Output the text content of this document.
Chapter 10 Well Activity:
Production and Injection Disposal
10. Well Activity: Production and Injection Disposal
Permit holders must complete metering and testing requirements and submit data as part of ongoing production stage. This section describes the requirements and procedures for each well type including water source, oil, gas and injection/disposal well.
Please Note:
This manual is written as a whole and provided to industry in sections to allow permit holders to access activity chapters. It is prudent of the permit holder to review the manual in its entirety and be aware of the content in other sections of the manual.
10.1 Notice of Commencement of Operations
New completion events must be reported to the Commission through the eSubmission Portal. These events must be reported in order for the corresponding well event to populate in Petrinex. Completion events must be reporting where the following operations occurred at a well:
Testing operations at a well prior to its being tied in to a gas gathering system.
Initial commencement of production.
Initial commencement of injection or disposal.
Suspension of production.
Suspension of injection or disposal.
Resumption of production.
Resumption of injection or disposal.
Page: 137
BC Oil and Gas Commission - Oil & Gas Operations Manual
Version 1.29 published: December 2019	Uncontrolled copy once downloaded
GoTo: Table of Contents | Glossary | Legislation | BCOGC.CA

..........

-- WRITTEN INSTRUCTION --
Output the entries exactly.

-- TASK OUTPUT --
Output the text content of this document.
Chapter 10 Well Activity:
Production and Injection Disposal
10. Well Activity: Production and Injection Disposal
Permit holders must complete metering and testing requirements and submit data as part of ongoing production stage. This section describes the requirements and procedures for each well type including water source, oil, gas and injection/disposal well.
Please Note:
This manual is written as a whole and provided to industry in sections to allow permit holders to access activity chapters. It is prudent of the permit holder to review the manual in its entirety and be aware of the content in other sections of the manual.
10.1 Notice of Commencement of Operations
New completion events must be reported to the Commission through the eSubmission Portal. These events must be reported in order for the corresponding well event to populate in Petrinex. Completion events must be reporting where the following operations occurred at a well:
Testing operations at a well prior to its being tied in to a gas gathering system.
Initial commencement of production.
Initial commencement of injection or disposal.
Suspension of production.
Suspension of injection or disposal.
Resumption of production.
Resumption of injection or disposal.
Page: 137
BC Oil and Gas Commission - Oil & Gas Operations Manual
Version 1.29 published: December 2019	Uncontrolled copy once downloaded
GoTo: Table of Contents | Glossary | Legislation | BCOGC.CA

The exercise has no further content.